<<<<

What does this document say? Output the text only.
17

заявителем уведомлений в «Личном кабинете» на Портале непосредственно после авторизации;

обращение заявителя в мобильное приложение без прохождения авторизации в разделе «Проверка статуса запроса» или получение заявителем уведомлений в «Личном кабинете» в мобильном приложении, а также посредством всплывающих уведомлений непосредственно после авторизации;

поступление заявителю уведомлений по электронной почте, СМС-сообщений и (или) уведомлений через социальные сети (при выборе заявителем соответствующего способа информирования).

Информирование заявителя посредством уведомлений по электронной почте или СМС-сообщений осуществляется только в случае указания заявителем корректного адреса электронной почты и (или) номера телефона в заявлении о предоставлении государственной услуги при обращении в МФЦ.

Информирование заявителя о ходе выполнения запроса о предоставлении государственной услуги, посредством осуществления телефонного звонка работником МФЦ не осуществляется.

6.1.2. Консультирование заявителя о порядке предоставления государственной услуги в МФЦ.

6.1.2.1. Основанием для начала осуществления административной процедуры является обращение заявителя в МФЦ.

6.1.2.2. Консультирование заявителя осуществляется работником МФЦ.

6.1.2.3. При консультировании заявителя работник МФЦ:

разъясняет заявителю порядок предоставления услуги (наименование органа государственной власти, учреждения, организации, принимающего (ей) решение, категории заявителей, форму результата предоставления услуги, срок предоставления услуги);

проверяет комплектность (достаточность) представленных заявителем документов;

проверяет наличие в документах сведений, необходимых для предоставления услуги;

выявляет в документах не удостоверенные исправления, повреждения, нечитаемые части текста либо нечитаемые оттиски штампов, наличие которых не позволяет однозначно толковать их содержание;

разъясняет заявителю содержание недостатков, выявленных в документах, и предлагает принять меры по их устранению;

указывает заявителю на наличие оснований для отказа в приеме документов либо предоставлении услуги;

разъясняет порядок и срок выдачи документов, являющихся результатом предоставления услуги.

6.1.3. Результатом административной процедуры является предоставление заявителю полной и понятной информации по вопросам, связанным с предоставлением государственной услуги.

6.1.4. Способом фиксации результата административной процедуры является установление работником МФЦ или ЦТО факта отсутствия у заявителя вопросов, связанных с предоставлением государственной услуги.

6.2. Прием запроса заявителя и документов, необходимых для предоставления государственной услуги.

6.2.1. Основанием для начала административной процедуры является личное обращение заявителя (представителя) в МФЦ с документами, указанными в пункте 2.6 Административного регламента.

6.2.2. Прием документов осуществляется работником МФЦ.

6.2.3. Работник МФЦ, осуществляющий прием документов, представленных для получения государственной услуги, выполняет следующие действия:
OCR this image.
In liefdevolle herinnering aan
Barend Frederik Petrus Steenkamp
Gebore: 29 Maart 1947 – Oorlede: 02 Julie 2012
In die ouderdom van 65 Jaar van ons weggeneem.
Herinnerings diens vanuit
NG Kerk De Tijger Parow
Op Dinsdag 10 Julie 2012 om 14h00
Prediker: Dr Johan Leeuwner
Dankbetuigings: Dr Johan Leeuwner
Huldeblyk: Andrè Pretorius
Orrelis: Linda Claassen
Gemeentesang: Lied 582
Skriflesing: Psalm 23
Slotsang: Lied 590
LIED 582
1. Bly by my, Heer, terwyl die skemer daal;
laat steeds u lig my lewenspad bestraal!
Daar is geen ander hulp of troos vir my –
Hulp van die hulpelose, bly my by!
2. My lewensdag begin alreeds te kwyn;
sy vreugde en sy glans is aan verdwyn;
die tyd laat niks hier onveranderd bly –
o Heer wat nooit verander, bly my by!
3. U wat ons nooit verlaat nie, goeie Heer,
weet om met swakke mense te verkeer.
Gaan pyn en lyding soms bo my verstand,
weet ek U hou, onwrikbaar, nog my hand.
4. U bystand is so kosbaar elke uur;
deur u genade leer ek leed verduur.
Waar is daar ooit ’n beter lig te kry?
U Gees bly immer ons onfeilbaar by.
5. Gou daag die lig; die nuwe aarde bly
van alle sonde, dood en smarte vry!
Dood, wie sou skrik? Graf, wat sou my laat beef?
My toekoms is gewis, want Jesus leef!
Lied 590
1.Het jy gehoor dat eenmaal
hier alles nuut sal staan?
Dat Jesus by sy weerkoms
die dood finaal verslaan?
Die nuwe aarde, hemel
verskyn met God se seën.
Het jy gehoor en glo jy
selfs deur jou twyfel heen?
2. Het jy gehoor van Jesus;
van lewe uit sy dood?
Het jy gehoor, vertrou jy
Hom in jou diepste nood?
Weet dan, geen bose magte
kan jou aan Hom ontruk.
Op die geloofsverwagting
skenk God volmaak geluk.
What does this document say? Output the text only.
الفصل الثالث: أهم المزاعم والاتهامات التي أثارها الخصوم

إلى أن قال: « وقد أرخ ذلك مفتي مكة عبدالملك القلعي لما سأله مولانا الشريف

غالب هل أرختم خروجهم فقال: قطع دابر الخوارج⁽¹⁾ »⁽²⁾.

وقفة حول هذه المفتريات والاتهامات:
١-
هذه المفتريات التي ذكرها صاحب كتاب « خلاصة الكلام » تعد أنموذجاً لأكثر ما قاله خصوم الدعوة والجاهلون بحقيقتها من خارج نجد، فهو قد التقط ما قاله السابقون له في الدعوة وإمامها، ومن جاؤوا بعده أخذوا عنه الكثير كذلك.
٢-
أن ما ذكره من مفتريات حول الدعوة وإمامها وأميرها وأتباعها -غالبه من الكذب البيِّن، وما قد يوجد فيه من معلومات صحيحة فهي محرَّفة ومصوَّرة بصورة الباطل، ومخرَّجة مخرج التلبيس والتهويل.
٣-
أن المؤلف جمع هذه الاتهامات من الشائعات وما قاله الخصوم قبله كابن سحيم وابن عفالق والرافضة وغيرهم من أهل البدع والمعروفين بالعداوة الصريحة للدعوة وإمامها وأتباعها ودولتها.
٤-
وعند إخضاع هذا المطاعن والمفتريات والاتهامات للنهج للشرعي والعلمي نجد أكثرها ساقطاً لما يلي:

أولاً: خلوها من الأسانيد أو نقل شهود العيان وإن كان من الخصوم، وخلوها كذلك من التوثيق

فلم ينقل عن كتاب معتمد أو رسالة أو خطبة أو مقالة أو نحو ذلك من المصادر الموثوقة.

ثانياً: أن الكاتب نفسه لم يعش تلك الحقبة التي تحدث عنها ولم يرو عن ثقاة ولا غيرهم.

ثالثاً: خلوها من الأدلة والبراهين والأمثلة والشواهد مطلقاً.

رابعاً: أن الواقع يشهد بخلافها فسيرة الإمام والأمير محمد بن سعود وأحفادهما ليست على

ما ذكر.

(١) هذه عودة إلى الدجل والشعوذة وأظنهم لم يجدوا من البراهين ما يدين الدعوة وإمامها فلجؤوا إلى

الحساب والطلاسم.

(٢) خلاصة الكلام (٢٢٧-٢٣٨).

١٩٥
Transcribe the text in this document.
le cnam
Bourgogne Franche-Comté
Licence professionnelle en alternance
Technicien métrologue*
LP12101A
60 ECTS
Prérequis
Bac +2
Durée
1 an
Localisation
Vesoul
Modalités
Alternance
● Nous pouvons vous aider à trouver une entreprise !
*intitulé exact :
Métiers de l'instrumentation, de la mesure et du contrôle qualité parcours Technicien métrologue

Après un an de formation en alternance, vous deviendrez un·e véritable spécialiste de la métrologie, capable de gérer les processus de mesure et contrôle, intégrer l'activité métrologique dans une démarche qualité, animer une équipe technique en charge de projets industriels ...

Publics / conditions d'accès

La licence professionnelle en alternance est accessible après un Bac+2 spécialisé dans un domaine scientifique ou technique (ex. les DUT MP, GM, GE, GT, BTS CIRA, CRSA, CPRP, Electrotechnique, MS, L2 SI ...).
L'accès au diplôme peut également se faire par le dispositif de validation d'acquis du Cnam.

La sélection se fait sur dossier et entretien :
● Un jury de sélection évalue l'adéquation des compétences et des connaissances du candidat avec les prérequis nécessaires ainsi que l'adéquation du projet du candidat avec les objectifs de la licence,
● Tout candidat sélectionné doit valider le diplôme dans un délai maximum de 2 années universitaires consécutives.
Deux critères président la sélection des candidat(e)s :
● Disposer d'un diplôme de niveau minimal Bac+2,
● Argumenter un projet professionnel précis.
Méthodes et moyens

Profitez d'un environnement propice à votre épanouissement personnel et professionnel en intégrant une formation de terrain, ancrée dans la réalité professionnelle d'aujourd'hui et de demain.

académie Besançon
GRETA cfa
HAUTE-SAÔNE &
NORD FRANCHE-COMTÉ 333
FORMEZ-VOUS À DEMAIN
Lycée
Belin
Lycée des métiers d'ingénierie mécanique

>>>>

Extract, from the material above, each line holding the word "порядок".

### Correct result
разъясняет заявителю порядок предоставления услуги (наименование органа государственной власти, учреждения, организации, принимающего (ей) решение, категории заявителей, форму результата предоставления услуги, срок предоставления услуги);
разъясняет порядок и срок выдачи документов, являющихся результатом предоставления услуги.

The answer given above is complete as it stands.